State only how many lines contain the string "dont".

** Start **

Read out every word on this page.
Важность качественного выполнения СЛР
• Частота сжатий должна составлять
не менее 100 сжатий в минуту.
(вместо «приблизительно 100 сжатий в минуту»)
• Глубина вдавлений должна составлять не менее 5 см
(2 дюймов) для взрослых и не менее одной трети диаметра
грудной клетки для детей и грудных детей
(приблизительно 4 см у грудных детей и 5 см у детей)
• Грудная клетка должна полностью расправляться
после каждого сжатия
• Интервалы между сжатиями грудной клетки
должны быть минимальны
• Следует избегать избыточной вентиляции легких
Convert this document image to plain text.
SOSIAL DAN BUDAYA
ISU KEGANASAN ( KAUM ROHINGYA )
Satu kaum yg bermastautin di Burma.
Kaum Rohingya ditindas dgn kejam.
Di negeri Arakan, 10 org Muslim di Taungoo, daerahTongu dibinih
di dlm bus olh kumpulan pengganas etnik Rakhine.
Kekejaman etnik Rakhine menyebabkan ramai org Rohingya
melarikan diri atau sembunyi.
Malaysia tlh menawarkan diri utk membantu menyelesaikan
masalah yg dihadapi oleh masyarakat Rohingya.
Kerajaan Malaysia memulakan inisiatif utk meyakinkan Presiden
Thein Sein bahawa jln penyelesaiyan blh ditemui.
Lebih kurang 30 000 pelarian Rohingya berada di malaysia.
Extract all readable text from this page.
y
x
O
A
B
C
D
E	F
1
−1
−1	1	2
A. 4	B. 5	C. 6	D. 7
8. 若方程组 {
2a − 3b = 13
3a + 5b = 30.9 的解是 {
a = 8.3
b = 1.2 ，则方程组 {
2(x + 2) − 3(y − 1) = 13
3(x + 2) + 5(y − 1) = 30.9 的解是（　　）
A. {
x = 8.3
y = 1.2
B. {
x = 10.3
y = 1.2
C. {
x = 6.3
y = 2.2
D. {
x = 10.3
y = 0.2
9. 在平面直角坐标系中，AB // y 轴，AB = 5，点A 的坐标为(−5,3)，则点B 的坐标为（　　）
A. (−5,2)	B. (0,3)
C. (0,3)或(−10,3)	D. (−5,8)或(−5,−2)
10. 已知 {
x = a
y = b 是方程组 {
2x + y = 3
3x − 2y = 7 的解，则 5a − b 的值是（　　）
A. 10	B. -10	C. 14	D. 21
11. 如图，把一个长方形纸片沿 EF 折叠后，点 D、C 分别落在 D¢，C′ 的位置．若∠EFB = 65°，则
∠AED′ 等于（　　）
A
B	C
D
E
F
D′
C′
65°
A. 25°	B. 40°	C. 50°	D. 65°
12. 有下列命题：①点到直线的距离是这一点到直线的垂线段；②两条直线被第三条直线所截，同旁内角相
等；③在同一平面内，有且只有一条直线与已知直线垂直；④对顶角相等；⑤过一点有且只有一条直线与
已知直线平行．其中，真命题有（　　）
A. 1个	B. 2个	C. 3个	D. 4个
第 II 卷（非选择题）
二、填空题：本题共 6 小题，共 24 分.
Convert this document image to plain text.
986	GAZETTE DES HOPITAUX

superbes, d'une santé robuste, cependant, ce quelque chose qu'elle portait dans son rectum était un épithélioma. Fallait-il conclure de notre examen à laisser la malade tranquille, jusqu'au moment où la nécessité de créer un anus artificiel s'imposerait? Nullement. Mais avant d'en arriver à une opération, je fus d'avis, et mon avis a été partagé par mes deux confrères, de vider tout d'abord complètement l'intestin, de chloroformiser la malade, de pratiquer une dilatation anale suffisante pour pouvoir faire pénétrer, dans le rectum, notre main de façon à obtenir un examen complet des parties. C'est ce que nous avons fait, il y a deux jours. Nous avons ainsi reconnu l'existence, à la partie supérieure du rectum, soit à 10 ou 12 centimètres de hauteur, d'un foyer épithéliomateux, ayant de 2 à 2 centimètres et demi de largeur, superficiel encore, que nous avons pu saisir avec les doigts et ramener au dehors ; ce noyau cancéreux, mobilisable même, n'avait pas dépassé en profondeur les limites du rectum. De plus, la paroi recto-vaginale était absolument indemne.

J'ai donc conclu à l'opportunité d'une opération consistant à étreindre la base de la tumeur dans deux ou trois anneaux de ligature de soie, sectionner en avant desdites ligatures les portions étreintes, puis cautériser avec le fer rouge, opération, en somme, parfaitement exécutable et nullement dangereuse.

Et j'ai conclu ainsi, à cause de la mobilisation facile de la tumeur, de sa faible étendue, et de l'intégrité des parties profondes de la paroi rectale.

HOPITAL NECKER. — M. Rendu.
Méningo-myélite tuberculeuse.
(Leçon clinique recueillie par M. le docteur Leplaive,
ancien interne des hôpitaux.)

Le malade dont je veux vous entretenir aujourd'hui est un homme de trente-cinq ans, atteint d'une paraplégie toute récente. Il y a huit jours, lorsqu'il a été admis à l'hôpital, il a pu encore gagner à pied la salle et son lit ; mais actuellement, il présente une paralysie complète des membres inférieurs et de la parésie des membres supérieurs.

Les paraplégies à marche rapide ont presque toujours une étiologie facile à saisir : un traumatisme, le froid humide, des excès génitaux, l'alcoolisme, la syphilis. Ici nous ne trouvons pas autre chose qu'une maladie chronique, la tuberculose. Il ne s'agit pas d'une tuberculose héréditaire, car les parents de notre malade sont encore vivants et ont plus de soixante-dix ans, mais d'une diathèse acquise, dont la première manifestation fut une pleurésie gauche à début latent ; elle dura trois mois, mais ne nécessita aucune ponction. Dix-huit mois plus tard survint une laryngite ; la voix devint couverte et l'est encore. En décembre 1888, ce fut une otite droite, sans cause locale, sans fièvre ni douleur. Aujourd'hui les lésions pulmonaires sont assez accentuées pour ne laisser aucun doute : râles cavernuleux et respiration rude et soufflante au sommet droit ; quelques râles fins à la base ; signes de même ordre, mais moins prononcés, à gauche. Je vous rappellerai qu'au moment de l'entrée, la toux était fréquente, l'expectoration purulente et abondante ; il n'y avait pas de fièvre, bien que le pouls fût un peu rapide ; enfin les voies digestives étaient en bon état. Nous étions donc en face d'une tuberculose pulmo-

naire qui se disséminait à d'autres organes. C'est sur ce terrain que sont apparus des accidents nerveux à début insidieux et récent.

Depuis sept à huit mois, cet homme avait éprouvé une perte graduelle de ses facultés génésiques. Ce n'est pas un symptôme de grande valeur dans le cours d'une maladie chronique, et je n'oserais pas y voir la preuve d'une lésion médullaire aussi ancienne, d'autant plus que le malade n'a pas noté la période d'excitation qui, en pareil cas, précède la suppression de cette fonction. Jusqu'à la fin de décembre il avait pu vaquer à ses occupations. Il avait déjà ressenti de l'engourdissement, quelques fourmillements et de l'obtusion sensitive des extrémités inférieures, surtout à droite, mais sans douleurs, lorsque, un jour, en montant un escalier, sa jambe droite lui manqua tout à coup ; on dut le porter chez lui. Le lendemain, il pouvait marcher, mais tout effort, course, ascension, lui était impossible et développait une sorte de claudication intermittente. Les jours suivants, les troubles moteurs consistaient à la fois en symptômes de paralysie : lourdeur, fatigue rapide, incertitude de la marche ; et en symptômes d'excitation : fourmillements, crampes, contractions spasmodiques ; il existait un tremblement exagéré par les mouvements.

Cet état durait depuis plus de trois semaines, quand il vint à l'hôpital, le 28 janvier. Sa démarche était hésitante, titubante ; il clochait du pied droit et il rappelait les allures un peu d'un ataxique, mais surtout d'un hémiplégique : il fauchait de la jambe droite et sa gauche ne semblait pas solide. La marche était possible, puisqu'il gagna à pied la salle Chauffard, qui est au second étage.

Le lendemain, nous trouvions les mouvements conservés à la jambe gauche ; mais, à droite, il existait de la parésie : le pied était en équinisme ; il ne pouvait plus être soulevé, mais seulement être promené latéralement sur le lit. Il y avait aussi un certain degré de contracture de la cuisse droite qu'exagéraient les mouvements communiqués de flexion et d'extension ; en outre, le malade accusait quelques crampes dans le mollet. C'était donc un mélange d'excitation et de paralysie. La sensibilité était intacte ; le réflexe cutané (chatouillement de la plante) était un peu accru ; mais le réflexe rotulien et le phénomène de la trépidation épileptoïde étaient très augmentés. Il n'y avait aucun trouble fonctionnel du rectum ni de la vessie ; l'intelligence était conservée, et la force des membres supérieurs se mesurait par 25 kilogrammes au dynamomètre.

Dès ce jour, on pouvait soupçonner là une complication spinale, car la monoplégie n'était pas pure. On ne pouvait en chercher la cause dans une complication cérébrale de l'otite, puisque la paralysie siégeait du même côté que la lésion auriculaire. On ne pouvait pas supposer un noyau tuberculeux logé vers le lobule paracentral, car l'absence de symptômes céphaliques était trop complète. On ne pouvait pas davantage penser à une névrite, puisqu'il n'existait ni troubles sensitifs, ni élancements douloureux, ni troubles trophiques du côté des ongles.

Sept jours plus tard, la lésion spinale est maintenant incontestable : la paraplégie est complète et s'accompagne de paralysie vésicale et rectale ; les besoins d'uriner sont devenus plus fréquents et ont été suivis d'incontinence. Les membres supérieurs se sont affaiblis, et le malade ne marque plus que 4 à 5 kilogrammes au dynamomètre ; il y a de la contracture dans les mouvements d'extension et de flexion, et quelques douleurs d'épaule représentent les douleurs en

** End **

ANSWER TO THE PROBLEM. 2